AIM: Keep every line where the word "ylabel" appears; drop the rest.
::::::::::
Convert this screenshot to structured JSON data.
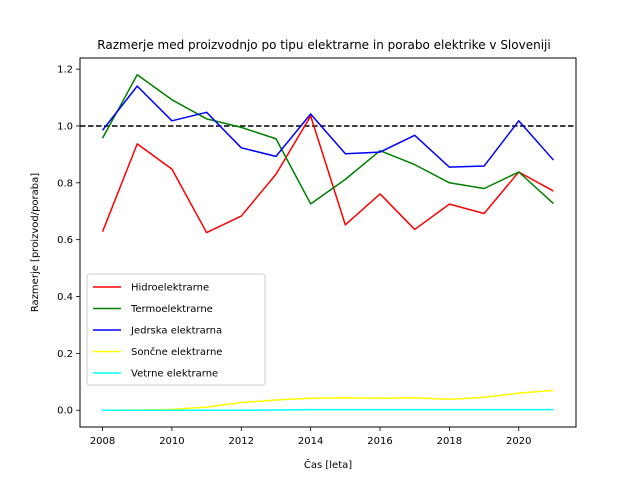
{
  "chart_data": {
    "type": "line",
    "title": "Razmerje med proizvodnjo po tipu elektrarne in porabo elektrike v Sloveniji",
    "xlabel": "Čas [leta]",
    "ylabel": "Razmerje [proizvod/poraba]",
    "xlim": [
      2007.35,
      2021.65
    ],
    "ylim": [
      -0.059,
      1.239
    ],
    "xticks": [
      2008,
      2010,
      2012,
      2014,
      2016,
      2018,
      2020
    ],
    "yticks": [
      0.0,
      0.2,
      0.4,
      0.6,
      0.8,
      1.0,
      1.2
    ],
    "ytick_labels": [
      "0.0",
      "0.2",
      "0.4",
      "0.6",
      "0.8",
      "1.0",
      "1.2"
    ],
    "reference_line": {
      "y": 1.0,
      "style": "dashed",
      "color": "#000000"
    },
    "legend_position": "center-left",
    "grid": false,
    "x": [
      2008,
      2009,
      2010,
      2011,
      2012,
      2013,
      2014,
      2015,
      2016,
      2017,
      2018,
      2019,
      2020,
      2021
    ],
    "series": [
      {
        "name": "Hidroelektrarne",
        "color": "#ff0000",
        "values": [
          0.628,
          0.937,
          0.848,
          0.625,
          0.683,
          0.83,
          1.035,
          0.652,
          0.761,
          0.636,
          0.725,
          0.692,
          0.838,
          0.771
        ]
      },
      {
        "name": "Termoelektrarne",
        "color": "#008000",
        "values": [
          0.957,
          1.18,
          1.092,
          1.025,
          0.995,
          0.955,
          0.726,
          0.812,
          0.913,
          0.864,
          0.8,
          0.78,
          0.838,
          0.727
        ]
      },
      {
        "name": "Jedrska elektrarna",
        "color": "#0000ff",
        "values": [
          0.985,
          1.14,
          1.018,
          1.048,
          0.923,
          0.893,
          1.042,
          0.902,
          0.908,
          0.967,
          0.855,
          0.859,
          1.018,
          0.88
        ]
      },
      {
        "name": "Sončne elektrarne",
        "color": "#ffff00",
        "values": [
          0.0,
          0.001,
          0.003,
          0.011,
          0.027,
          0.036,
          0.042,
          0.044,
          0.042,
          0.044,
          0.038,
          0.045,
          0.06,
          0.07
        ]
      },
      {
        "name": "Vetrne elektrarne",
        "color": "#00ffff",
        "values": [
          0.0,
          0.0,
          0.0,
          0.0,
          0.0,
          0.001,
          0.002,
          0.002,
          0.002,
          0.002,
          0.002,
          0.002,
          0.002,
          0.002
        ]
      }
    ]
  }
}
::::::::::
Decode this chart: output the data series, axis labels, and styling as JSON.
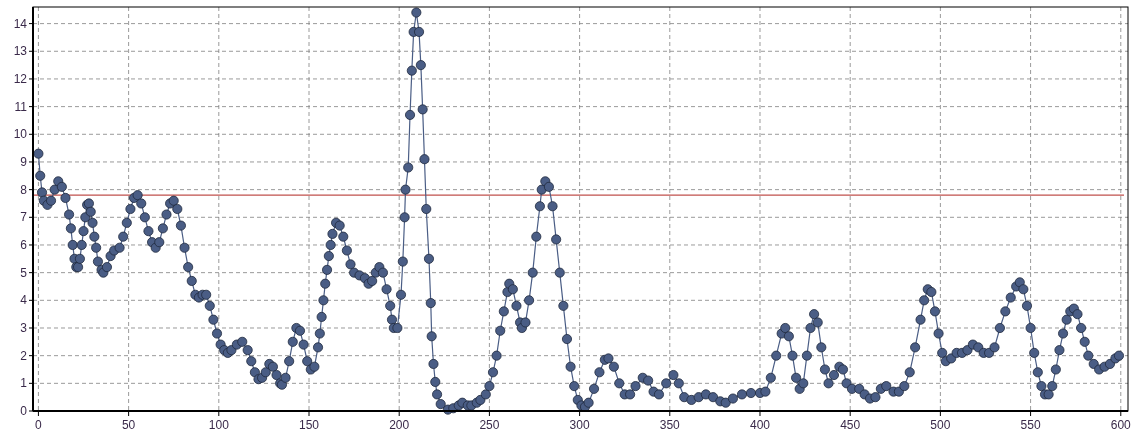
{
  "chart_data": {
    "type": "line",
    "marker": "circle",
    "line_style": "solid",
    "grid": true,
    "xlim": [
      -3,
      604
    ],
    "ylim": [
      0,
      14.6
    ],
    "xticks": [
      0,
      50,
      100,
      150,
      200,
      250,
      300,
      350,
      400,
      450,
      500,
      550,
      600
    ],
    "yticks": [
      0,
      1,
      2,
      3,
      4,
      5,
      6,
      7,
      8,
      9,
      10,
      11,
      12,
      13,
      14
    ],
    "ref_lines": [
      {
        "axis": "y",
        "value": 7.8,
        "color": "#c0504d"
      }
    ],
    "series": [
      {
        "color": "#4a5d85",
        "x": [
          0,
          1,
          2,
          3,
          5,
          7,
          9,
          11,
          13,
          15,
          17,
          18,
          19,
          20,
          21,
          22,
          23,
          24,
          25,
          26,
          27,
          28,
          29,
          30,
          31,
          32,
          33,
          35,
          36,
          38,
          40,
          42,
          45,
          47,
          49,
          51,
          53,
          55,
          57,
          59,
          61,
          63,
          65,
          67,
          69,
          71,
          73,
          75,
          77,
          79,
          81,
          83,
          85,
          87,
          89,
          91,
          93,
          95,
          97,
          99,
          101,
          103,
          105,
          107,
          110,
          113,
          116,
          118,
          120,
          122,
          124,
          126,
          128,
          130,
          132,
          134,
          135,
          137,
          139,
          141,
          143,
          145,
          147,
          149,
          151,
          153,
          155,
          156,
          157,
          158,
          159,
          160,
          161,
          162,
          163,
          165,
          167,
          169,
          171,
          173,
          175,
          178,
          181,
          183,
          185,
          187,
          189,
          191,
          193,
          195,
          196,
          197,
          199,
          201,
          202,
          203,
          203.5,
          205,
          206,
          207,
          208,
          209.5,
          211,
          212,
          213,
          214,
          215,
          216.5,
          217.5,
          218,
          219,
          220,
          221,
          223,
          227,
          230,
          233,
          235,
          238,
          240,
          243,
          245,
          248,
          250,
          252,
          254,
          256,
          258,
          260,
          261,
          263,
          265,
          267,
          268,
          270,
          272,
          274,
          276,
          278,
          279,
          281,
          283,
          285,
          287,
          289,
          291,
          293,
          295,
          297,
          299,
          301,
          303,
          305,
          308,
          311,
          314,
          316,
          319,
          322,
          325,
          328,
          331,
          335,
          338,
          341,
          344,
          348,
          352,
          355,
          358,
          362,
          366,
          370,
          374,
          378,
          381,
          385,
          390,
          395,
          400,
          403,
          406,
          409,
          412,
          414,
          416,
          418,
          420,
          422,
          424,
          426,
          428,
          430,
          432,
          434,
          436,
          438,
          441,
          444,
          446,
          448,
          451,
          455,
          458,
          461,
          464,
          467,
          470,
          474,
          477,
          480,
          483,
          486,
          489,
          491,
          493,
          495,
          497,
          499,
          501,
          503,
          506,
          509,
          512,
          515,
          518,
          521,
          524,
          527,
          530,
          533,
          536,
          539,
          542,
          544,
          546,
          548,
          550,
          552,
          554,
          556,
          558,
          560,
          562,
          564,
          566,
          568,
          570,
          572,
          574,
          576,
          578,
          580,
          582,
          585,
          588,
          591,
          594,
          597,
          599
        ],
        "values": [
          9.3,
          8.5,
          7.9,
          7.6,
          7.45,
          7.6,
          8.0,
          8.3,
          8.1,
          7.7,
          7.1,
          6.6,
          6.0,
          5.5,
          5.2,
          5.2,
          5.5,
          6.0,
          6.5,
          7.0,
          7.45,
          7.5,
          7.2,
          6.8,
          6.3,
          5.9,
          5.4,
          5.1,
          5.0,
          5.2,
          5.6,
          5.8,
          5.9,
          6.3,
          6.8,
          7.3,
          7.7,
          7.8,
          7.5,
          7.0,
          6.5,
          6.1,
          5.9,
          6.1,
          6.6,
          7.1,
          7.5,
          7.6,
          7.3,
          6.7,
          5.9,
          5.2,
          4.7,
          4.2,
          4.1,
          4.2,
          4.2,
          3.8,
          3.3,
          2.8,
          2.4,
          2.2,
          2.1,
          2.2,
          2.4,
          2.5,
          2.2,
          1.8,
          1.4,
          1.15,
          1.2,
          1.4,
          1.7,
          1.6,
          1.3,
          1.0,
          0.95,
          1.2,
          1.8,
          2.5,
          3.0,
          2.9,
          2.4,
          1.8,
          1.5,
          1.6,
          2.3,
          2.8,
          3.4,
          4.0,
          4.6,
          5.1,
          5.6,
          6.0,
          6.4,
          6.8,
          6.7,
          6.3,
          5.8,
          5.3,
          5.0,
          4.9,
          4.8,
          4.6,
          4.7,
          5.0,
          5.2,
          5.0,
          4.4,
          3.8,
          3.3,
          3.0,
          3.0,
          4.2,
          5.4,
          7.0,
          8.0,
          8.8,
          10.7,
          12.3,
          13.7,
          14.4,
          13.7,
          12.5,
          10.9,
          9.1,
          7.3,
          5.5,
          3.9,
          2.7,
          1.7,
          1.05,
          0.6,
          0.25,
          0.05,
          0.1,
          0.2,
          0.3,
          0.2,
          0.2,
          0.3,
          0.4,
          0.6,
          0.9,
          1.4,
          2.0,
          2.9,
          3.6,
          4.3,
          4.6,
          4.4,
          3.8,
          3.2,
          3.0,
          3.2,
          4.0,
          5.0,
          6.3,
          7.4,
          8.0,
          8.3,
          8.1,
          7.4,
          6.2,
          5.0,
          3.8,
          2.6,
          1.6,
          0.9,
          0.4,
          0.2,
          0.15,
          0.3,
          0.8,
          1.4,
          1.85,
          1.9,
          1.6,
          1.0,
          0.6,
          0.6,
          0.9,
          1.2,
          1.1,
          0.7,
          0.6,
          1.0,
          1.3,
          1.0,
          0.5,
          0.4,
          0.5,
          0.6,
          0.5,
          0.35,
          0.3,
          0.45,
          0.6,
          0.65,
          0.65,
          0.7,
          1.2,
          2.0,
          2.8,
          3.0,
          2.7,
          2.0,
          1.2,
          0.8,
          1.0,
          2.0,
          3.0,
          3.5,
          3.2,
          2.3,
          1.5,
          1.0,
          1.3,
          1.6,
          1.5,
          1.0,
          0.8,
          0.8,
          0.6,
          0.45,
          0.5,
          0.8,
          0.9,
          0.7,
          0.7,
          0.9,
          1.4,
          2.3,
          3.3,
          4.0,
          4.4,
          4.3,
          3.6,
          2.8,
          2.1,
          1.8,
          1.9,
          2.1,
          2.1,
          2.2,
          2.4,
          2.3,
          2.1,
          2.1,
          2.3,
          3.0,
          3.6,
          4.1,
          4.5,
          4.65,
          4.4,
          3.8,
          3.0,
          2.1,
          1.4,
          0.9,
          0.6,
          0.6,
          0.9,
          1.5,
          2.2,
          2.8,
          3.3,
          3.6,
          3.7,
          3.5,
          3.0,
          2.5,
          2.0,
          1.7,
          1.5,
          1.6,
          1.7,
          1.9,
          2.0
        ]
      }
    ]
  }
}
::::::::::
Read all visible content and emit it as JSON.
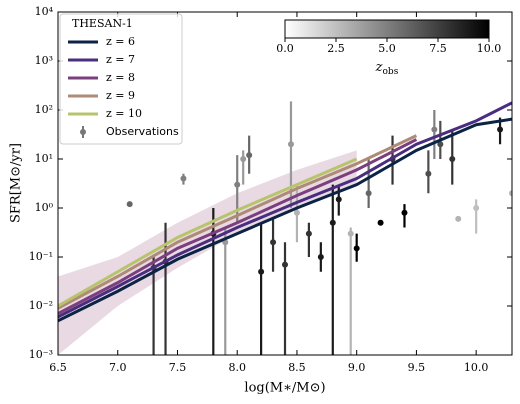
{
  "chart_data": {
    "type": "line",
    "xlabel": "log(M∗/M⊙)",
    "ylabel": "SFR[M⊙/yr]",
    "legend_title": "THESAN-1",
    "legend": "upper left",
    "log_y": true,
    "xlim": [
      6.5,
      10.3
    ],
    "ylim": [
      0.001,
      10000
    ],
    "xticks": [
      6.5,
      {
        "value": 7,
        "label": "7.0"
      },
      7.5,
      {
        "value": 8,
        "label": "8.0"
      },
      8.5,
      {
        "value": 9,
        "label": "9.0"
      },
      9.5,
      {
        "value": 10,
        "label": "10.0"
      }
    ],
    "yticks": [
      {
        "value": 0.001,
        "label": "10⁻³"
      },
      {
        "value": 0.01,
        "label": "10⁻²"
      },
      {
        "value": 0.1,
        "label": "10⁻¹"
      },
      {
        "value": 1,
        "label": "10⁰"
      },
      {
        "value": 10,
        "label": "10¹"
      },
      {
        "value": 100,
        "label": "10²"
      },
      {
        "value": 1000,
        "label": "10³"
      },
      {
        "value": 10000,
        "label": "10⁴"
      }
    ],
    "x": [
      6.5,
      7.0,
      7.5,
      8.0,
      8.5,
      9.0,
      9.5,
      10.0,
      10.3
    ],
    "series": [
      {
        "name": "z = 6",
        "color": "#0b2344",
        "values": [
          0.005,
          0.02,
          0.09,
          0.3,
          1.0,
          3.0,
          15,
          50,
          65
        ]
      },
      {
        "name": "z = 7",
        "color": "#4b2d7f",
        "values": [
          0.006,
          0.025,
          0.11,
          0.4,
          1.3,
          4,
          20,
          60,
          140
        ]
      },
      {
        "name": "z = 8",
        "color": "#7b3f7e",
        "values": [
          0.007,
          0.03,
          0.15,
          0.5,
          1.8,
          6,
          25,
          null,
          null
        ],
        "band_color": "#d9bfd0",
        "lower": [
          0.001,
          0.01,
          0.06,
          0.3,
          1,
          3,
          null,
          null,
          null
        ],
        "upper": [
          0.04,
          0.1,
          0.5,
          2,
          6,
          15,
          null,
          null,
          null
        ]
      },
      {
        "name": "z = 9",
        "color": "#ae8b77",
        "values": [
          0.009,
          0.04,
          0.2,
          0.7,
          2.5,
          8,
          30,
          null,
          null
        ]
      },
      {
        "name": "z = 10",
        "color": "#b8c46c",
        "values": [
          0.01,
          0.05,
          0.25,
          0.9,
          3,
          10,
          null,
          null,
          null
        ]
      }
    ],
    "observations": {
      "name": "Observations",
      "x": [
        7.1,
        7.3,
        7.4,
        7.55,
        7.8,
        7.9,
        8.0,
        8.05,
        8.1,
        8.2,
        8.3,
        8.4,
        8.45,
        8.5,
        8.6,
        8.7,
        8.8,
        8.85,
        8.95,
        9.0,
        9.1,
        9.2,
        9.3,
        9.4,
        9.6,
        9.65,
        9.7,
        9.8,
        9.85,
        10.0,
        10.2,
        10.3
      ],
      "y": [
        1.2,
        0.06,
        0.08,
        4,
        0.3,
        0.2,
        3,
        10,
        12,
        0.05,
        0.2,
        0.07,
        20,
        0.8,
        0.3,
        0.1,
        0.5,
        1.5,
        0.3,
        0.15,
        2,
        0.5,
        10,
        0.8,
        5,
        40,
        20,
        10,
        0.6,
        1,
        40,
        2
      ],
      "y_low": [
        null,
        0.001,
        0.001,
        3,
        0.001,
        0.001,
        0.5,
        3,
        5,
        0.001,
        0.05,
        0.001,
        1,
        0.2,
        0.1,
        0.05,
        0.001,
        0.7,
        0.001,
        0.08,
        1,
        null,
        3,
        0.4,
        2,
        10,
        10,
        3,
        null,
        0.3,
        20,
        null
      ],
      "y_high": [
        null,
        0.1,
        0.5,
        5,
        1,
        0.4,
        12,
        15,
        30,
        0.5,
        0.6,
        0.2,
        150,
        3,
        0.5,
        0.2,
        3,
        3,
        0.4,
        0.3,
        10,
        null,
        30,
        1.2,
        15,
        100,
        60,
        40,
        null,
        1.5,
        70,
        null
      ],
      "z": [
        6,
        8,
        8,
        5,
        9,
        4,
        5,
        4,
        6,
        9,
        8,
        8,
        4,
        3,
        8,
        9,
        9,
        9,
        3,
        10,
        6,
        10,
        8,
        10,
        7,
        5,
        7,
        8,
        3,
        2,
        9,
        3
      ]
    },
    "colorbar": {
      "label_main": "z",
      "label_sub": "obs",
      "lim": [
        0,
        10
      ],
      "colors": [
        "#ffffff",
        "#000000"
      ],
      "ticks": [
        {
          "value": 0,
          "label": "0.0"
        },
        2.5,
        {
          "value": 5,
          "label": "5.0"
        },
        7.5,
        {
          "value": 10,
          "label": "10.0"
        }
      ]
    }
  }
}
::::::::::
SOLVED PROBLEM:
    "ylabel": "Razmerje [proizvod/poraba]",
    "ylabel": "SFR[M⊙/yr]",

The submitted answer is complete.